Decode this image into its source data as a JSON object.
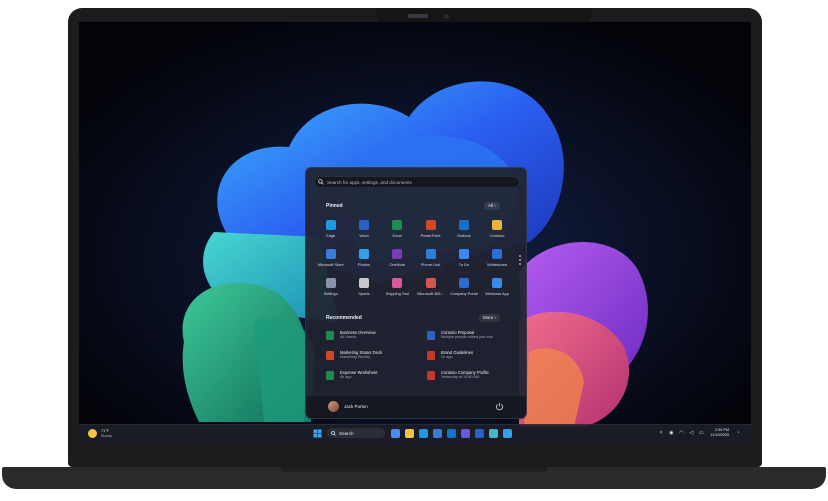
{
  "start_menu": {
    "search_placeholder": "Search for apps, settings, and documents",
    "pinned_title": "Pinned",
    "all_button": "All  ›",
    "pinned_apps": [
      {
        "label": "Edge",
        "icon": "edge-icon",
        "color": "#1f9ae0"
      },
      {
        "label": "Word",
        "icon": "word-icon",
        "color": "#2b62c8"
      },
      {
        "label": "Excel",
        "icon": "excel-icon",
        "color": "#1e8c4e"
      },
      {
        "label": "PowerPoint",
        "icon": "powerpoint-icon",
        "color": "#d24726"
      },
      {
        "label": "Outlook",
        "icon": "outlook-icon",
        "color": "#1572c9"
      },
      {
        "label": "Contoso",
        "icon": "contoso-icon",
        "color": "#e8b43a"
      },
      {
        "label": "Microsoft Store",
        "icon": "store-icon",
        "color": "#3a7bd5"
      },
      {
        "label": "Photos",
        "icon": "photos-icon",
        "color": "#33a0e8"
      },
      {
        "label": "OneNote",
        "icon": "onenote-icon",
        "color": "#7a3db8"
      },
      {
        "label": "Phone Link",
        "icon": "phone-link-icon",
        "color": "#2f7fd8"
      },
      {
        "label": "To Do",
        "icon": "todo-icon",
        "color": "#3f86f0"
      },
      {
        "label": "Whiteboard",
        "icon": "whiteboard-icon",
        "color": "#2a6fd8"
      },
      {
        "label": "Settings",
        "icon": "settings-icon",
        "color": "#8a93a8"
      },
      {
        "label": "Sports",
        "icon": "sports-icon",
        "color": "#c9c9c9"
      },
      {
        "label": "Snipping Tool",
        "icon": "snipping-tool-icon",
        "color": "#d95a9b"
      },
      {
        "label": "Microsoft 365...",
        "icon": "m365-icon",
        "color": "#d9534f"
      },
      {
        "label": "Company Portal",
        "icon": "company-portal-icon",
        "color": "#2d6bd0"
      },
      {
        "label": "Windows App",
        "icon": "windows-app-icon",
        "color": "#3b8be8"
      }
    ],
    "recommended_title": "Recommended",
    "more_button": "More  ›",
    "recommended": [
      {
        "name": "Business Overview",
        "sub": "All Hands",
        "icon": "excel-file-icon",
        "color": "#1e8c4e"
      },
      {
        "name": "Contoso Proposal",
        "sub": "Multiple people edited just now",
        "icon": "word-file-icon",
        "color": "#2b62c8"
      },
      {
        "name": "Marketing Status Deck",
        "sub": "Marketing Weekly",
        "icon": "powerpoint-file-icon",
        "color": "#d24726"
      },
      {
        "name": "Brand Guidelines",
        "sub": "2h ago",
        "icon": "pdf-file-icon",
        "color": "#c8372d"
      },
      {
        "name": "Expense Worksheet",
        "sub": "4h ago",
        "icon": "excel-file-icon",
        "color": "#1e8c4e"
      },
      {
        "name": "Contoso Company Profile",
        "sub": "Yesterday at 10:50 AM",
        "icon": "pdf-file-icon",
        "color": "#c8372d"
      }
    ],
    "user_name": "Jack Purton"
  },
  "taskbar": {
    "weather_temp": "71°F",
    "weather_desc": "Sunny",
    "search_label": "Search",
    "pinned_icons": [
      "widgets-icon",
      "file-explorer-icon",
      "edge-icon",
      "store-icon",
      "outlook-icon",
      "teams-icon",
      "word-icon",
      "copilot-icon",
      "photos-icon"
    ],
    "clock_time": "2:30 PM",
    "clock_date": "11/19/2025"
  },
  "colors": {
    "accent": "#2f7fd8",
    "panel": "#202430",
    "taskbar": "#1c1e28"
  }
}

========================================

_EXERCISE:_ Pictures appear in the records above. Output everything except them, exactly.

_TASK RESPONSE:_
Decode this image into its source data as a JSON object.
{
  "start_menu": {
    "search_placeholder": "Search for apps, settings, and documents",
    "pinned_title": "Pinned",
    "all_button": "All  ›",
    "pinned_apps": [
      {
        "label": "Edge",
        "icon": "edge-icon",
        "color": "#1f9ae0"
      },
      {
        "label": "Word",
        "icon": "word-icon",
        "color": "#2b62c8"
      },
      {
        "label": "Excel",
        "icon": "excel-icon",
        "color": "#1e8c4e"
      },
      {
        "label": "PowerPoint",
        "icon": "powerpoint-icon",
        "color": "#d24726"
      },
      {
        "label": "Outlook",
        "icon": "outlook-icon",
        "color": "#1572c9"
      },
      {
        "label": "Contoso",
        "icon": "contoso-icon",
        "color": "#e8b43a"
      },
      {
        "label": "Microsoft Store",
        "icon": "store-icon",
        "color": "#3a7bd5"
      },
      {
        "label": "Photos",
        "icon": "photos-icon",
        "color": "#33a0e8"
      },
      {
        "label": "OneNote",
        "icon": "onenote-icon",
        "color": "#7a3db8"
      },
      {
        "label": "Phone Link",
        "icon": "phone-link-icon",
        "color": "#2f7fd8"
      },
      {
        "label": "To Do",
        "icon": "todo-icon",
        "color": "#3f86f0"
      },
      {
        "label": "Whiteboard",
        "icon": "whiteboard-icon",
        "color": "#2a6fd8"
      },
      {
        "label": "Settings",
        "icon": "settings-icon",
        "color": "#8a93a8"
      },
      {
        "label": "Sports",
        "icon": "sports-icon",
        "color": "#c9c9c9"
      },
      {
        "label": "Snipping Tool",
        "icon": "snipping-tool-icon",
        "color": "#d95a9b"
      },
      {
        "label": "Microsoft 365...",
        "icon": "m365-icon",
        "color": "#d9534f"
      },
      {
        "label": "Company Portal",
        "icon": "company-portal-icon",
        "color": "#2d6bd0"
      },
      {
        "label": "Windows App",
        "icon": "windows-app-icon",
        "color": "#3b8be8"
      }
    ],
    "recommended_title": "Recommended",
    "more_button": "More  ›",
    "recommended": [
      {
        "name": "Business Overview",
        "sub": "All Hands",
        "icon": "excel-file-icon",
        "color": "#1e8c4e"
      },
      {
        "name": "Contoso Proposal",
        "sub": "Multiple people edited just now",
        "icon": "word-file-icon",
        "color": "#2b62c8"
      },
      {
        "name": "Marketing Status Deck",
        "sub": "Marketing Weekly",
        "icon": "powerpoint-file-icon",
        "color": "#d24726"
      },
      {
        "name": "Brand Guidelines",
        "sub": "2h ago",
        "icon": "pdf-file-icon",
        "color": "#c8372d"
      },
      {
        "name": "Expense Worksheet",
        "sub": "4h ago",
        "icon": "excel-file-icon",
        "color": "#1e8c4e"
      },
      {
        "name": "Contoso Company Profile",
        "sub": "Yesterday at 10:50 AM",
        "icon": "pdf-file-icon",
        "color": "#c8372d"
      }
    ],
    "user_name": "Jack Purton"
  },
  "taskbar": {
    "weather_temp": "71°F",
    "weather_desc": "Sunny",
    "search_label": "Search",
    "pinned_icons": [
      "widgets-icon",
      "file-explorer-icon",
      "edge-icon",
      "store-icon",
      "outlook-icon",
      "teams-icon",
      "word-icon",
      "copilot-icon",
      "photos-icon"
    ],
    "clock_time": "2:30 PM",
    "clock_date": "11/19/2025"
  },
  "colors": {
    "accent": "#2f7fd8",
    "panel": "#202430",
    "taskbar": "#1c1e28"
  }
}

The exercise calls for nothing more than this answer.